## Written instruction
Restate the entries word for word, omitting nothing.

[Figure data in JSON]
※
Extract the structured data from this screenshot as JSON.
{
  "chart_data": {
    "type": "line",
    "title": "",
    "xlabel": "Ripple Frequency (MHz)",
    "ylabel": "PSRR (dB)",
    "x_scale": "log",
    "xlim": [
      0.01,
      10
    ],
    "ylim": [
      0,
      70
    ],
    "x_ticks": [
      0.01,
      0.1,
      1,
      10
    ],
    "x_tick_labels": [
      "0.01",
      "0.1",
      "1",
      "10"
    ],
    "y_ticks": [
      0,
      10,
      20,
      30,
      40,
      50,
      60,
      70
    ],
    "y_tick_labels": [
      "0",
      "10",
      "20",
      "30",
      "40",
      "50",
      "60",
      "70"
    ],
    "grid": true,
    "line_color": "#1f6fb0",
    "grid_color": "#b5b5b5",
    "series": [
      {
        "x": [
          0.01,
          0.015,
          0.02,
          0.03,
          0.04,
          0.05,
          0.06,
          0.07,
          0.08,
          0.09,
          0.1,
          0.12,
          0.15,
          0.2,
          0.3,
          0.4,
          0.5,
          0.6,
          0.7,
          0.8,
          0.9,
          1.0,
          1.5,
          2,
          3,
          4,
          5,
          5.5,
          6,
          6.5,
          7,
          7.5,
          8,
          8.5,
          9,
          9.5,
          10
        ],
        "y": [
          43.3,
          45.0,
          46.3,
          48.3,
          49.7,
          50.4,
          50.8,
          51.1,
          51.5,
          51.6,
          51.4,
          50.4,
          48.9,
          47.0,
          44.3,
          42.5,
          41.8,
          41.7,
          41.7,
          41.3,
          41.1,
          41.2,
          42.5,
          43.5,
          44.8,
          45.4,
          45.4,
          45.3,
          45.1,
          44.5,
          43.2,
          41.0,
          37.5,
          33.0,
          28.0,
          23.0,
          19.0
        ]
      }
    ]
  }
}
※
## The output
Extract the structured data from this screenshot as JSON.
{
  "chart_data": {
    "type": "line",
    "title": "",
    "xlabel": "Ripple Frequency (MHz)",
    "ylabel": "PSRR (dB)",
    "x_scale": "log",
    "xlim": [
      0.01,
      10
    ],
    "ylim": [
      0,
      70
    ],
    "x_ticks": [
      0.01,
      0.1,
      1,
      10
    ],
    "x_tick_labels": [
      "0.01",
      "0.1",
      "1",
      "10"
    ],
    "y_ticks": [
      0,
      10,
      20,
      30,
      40,
      50,
      60,
      70
    ],
    "y_tick_labels": [
      "0",
      "10",
      "20",
      "30",
      "40",
      "50",
      "60",
      "70"
    ],
    "grid": true,
    "line_color": "#1f6fb0",
    "grid_color": "#b5b5b5",
    "series": [
      {
        "x": [
          0.01,
          0.015,
          0.02,
          0.03,
          0.04,
          0.05,
          0.06,
          0.07,
          0.08,
          0.09,
          0.1,
          0.12,
          0.15,
          0.2,
          0.3,
          0.4,
          0.5,
          0.6,
          0.7,
          0.8,
          0.9,
          1.0,
          1.5,
          2,
          3,
          4,
          5,
          5.5,
          6,
          6.5,
          7,
          7.5,
          8,
          8.5,
          9,
          9.5,
          10
        ],
        "y": [
          43.3,
          45.0,
          46.3,
          48.3,
          49.7,
          50.4,
          50.8,
          51.1,
          51.5,
          51.6,
          51.4,
          50.4,
          48.9,
          47.0,
          44.3,
          42.5,
          41.8,
          41.7,
          41.7,
          41.3,
          41.1,
          41.2,
          42.5,
          43.5,
          44.8,
          45.4,
          45.4,
          45.3,
          45.1,
          44.5,
          43.2,
          41.0,
          37.5,
          33.0,
          28.0,
          23.0,
          19.0
        ]
      }
    ]
  }
}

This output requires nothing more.